## WORK INSTRUCTIONS
Find the string "Башкортостан" in the entries and copy each line that has it.
— begin —
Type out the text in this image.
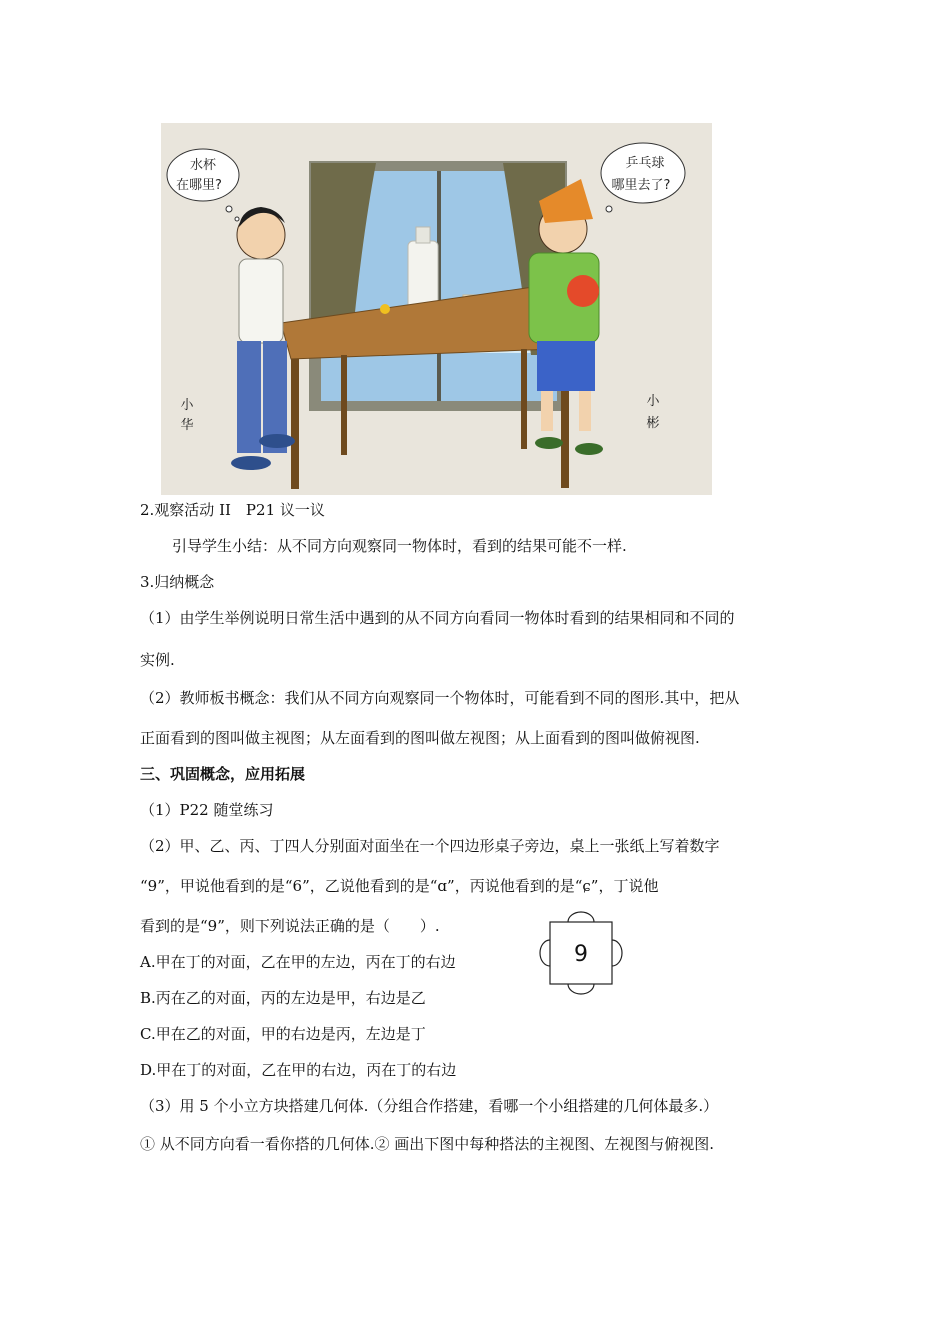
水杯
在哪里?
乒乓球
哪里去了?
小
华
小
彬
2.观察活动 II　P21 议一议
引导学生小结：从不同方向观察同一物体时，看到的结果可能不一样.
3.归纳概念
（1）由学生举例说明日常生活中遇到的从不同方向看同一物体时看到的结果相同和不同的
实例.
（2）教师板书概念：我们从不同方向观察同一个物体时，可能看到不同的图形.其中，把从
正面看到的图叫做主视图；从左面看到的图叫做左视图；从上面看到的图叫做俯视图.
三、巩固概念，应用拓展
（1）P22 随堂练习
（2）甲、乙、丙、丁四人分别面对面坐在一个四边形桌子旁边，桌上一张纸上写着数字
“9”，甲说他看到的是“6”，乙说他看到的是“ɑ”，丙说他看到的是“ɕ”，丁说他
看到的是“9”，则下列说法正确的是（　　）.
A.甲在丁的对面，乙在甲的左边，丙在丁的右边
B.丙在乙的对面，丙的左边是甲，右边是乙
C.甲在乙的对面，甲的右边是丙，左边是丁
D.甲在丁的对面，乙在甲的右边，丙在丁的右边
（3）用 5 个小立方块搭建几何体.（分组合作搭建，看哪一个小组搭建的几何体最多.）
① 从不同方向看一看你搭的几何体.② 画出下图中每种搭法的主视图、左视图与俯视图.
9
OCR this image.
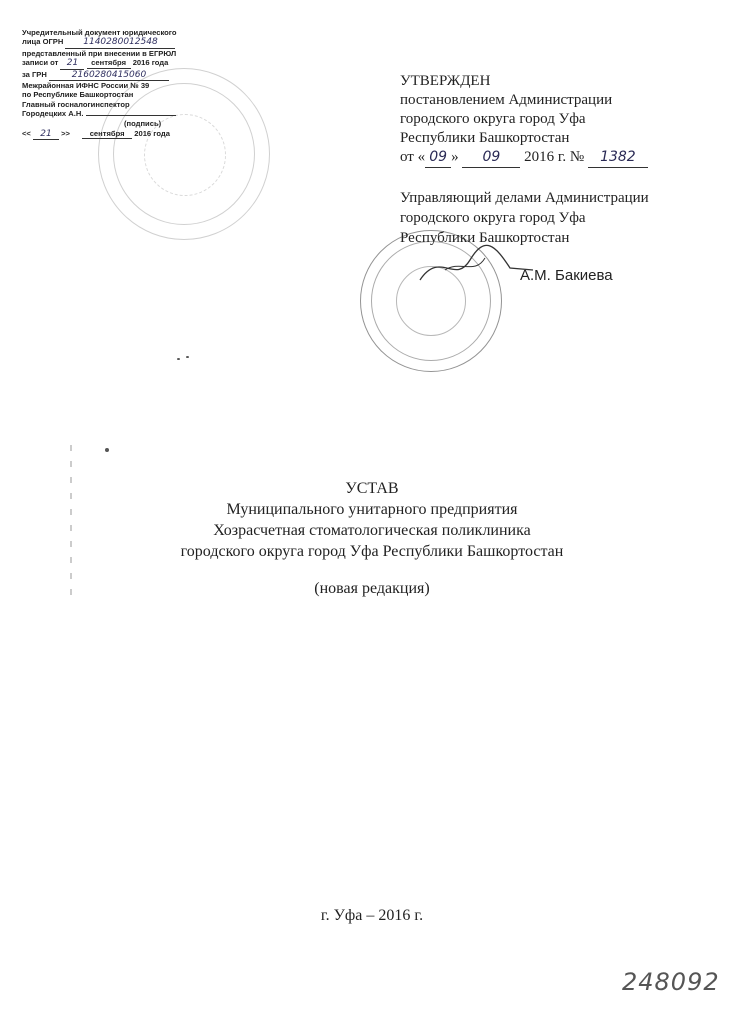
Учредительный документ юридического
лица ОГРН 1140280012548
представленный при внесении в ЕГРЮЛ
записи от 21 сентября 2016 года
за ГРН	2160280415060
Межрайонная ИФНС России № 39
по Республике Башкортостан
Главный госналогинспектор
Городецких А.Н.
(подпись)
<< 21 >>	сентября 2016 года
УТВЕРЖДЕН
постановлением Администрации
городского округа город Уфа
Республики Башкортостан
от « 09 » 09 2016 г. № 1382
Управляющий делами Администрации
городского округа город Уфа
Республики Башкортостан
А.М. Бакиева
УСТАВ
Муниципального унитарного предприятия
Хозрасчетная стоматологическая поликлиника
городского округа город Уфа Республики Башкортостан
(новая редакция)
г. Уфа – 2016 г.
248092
— end —
## FINISHED TASK
по Республике Башкортостан
Республики Башкортостан
Республики Башкортостан
городского округа город Уфа Республики Башкортостан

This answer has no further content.